#### EXERCISE
Throughout the entries below, report every line where "Cells" is found.

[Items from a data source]
——————

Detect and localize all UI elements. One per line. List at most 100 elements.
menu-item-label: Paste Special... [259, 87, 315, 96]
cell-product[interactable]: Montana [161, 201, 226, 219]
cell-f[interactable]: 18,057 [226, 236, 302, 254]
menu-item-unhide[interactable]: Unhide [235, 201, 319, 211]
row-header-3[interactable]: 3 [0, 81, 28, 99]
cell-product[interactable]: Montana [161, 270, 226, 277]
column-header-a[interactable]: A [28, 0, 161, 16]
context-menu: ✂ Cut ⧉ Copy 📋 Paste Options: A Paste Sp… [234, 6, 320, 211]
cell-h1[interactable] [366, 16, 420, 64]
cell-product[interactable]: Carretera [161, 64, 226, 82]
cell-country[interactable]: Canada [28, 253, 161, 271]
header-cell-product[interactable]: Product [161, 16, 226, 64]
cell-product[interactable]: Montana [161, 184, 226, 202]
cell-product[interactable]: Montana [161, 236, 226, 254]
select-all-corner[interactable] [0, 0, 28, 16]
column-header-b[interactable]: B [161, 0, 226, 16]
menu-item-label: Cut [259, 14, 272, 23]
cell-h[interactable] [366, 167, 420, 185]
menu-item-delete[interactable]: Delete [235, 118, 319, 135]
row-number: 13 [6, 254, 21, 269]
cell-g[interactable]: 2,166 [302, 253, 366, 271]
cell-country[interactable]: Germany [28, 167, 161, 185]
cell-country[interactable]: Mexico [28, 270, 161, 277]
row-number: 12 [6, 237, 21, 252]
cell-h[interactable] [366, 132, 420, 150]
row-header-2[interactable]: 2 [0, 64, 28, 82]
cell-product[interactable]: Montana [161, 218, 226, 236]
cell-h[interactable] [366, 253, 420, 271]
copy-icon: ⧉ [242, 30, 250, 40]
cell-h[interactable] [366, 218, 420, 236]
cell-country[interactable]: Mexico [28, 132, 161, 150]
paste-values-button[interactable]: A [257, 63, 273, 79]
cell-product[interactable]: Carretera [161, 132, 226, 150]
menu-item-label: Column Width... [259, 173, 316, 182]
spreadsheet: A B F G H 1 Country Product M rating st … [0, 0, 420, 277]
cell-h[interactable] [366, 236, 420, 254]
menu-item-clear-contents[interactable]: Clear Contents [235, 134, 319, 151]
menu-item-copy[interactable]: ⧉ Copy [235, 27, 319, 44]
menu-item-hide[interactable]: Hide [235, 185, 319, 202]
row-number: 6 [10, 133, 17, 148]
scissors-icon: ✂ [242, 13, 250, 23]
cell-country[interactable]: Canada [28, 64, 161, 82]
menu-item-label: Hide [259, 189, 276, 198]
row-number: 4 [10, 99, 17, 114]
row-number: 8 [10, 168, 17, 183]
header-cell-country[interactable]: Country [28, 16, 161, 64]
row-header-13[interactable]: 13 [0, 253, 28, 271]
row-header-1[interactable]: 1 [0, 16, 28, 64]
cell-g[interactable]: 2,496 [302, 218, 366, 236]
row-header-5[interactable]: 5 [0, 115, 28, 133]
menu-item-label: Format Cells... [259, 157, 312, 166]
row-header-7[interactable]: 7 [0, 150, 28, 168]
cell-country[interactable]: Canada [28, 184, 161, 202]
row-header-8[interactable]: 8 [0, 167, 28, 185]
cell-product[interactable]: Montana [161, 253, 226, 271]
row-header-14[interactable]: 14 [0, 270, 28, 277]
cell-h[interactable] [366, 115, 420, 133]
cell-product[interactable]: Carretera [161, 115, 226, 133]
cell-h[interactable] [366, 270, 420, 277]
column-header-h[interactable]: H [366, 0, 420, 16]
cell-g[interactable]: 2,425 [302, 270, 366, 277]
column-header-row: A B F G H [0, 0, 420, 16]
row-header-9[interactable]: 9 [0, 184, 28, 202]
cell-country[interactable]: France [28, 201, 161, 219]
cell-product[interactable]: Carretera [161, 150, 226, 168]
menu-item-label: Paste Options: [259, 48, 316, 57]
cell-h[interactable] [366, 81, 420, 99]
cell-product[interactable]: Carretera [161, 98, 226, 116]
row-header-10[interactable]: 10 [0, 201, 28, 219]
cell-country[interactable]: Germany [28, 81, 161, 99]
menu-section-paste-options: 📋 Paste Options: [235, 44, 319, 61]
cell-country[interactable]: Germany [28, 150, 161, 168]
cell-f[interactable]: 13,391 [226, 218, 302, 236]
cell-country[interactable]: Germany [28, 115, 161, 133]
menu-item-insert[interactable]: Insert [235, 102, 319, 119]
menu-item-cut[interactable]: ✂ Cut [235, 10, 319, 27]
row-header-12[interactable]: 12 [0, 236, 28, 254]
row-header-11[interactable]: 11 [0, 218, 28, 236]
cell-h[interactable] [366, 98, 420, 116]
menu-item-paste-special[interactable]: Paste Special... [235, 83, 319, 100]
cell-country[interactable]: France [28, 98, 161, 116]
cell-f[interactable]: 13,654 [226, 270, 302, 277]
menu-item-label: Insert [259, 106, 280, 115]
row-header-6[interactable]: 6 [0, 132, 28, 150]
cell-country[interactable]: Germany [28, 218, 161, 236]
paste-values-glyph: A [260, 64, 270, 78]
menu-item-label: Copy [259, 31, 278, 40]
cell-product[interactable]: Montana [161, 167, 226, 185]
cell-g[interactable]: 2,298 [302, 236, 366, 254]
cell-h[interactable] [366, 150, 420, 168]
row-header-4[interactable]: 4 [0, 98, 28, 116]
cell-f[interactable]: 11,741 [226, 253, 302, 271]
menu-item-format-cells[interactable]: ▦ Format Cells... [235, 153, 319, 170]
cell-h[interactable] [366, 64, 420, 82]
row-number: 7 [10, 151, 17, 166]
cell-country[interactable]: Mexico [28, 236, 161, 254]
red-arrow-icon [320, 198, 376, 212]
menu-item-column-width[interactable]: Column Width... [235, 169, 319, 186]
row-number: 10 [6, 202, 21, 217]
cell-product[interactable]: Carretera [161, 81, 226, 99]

——————

#### YOUR SOLUTION
menu-item-label: Format Cells... [259, 157, 312, 166]
menu-item-format-cells[interactable]: ▦ Format Cells... [235, 153, 319, 170]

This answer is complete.